Exercise objective
State the number of lines that include the string "icon", and write nothing else.

[START Records provided]

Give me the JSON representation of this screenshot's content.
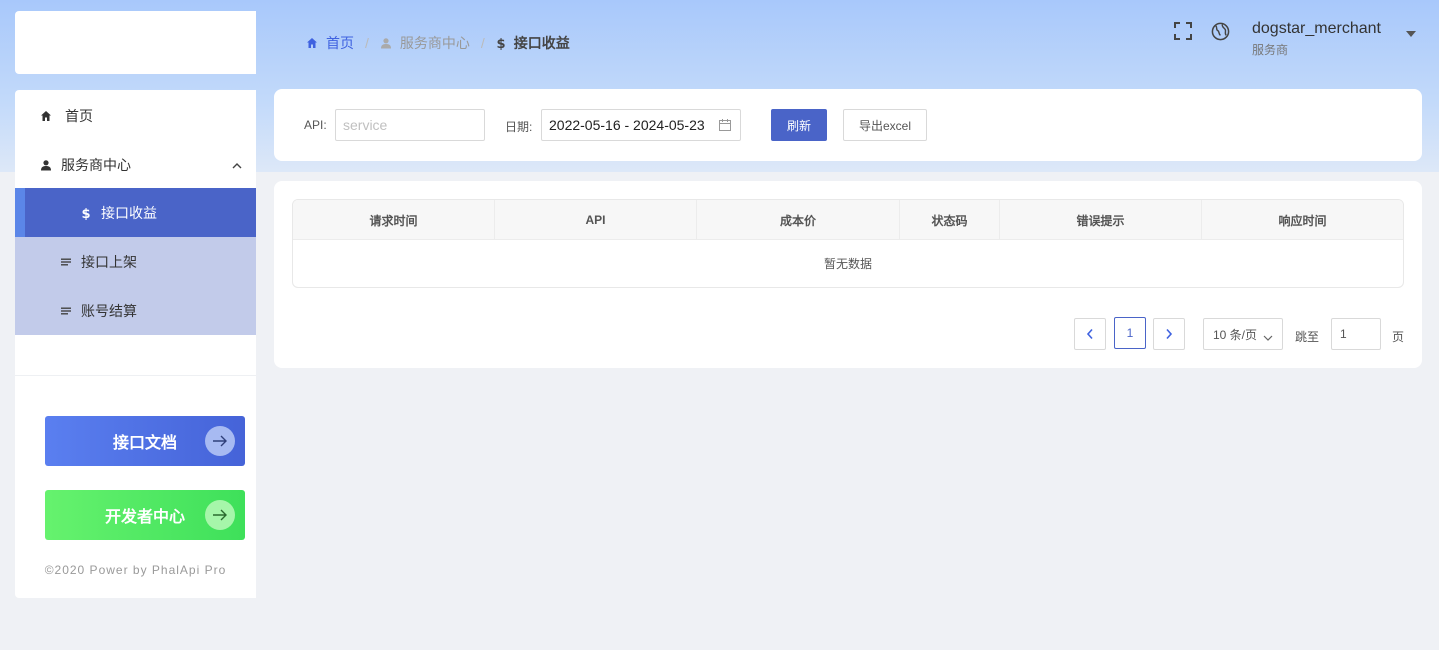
{
  "breadcrumb": {
    "home": "首页",
    "center": "服务商中心",
    "current": "接口收益",
    "separator": "/"
  },
  "user": {
    "name": "dogstar_merchant",
    "role": "服务商"
  },
  "sidebar": {
    "items": [
      {
        "label": "首页",
        "icon": "home-icon"
      },
      {
        "label": "服务商中心",
        "icon": "user-icon"
      },
      {
        "label": "接口收益",
        "icon": "dollar-icon"
      },
      {
        "label": "接口上架",
        "icon": "list-icon"
      },
      {
        "label": "账号结算",
        "icon": "list-icon"
      }
    ],
    "doc_button": "接口文档",
    "dev_button": "开发者中心",
    "copyright": "©2020 Power by PhalApi Pro"
  },
  "filters": {
    "api_label": "API:",
    "api_placeholder": "service",
    "date_label": "日期:",
    "date_range": "2022-05-16 - 2024-05-23",
    "refresh_label": "刷新",
    "export_label": "导出excel"
  },
  "table": {
    "columns": [
      "请求时间",
      "API",
      "成本价",
      "状态码",
      "错误提示",
      "响应时间"
    ],
    "empty_text": "暂无数据"
  },
  "pagination": {
    "current_page": "1",
    "page_size": "10 条/页",
    "jump_label": "跳至",
    "jump_value": "1",
    "page_suffix": "页"
  },
  "colors": {
    "primary": "#4a64c8",
    "accent_blue": "#3f62e0",
    "green": "#4ce85f"
  }
}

[END Records provided]

Response to the task
5